Stored items from a collection
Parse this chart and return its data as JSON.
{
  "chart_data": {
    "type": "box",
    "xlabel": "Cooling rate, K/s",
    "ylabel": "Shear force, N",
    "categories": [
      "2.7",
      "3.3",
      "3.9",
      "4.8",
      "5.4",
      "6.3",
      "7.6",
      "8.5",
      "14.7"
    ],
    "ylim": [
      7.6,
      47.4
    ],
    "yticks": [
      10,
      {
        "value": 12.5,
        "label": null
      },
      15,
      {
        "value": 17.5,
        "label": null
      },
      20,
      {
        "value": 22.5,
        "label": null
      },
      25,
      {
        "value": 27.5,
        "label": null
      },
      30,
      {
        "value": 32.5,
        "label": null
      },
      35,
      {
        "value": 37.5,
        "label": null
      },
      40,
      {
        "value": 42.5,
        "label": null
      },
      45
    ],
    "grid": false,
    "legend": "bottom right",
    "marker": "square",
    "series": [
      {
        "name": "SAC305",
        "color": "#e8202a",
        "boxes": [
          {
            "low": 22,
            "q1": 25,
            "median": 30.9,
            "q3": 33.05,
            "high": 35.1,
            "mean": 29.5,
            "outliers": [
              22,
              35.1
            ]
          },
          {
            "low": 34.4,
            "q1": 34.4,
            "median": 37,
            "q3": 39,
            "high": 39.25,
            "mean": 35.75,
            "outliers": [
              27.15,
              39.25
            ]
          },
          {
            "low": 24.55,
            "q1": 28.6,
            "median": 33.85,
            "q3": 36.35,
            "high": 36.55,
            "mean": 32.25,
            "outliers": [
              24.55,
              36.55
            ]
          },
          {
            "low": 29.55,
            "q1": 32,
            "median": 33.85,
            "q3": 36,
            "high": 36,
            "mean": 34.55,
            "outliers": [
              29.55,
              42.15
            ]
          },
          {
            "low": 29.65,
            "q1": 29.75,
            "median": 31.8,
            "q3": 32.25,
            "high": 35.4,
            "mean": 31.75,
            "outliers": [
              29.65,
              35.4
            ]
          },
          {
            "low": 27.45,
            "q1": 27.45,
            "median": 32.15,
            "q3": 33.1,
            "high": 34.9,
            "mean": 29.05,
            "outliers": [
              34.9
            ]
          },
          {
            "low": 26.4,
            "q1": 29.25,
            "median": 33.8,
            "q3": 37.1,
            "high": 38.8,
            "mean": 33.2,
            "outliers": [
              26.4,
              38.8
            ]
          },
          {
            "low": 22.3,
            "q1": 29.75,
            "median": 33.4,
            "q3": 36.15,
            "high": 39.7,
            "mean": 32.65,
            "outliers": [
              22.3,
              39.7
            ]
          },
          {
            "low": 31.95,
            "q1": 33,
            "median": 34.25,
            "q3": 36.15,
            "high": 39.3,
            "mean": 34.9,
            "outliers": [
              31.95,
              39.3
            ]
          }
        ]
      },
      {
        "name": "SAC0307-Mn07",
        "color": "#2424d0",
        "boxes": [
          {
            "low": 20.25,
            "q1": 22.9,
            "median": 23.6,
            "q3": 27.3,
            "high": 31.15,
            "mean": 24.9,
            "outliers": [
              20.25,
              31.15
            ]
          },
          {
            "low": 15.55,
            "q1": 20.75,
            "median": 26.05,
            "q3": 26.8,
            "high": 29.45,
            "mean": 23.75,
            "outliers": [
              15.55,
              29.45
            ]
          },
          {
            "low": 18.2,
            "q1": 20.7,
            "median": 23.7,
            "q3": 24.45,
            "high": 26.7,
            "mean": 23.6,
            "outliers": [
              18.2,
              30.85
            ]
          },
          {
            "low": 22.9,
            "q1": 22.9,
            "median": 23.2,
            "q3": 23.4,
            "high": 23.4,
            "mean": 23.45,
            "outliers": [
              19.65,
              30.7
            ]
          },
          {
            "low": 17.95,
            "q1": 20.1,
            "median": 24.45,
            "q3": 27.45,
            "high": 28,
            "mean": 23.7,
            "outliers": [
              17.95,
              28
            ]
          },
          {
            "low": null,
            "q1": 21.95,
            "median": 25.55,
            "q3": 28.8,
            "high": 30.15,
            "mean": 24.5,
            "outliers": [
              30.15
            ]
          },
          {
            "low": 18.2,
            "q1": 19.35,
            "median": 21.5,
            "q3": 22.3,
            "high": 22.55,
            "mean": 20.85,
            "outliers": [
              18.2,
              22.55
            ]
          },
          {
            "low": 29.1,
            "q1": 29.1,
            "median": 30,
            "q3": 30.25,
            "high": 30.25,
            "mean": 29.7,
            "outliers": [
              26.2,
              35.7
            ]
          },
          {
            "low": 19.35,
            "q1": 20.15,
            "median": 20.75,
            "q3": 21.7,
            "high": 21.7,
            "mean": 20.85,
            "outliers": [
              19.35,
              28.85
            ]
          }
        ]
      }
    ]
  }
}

**Instruction:**
Which lines hold the word "value"? Return all of them from the records above.

**Output for this task:**
        "value": 12.5,
        "value": 17.5,
        "value": 22.5,
        "value": 27.5,
        "value": 32.5,
        "value": 37.5,
        "value": 42.5,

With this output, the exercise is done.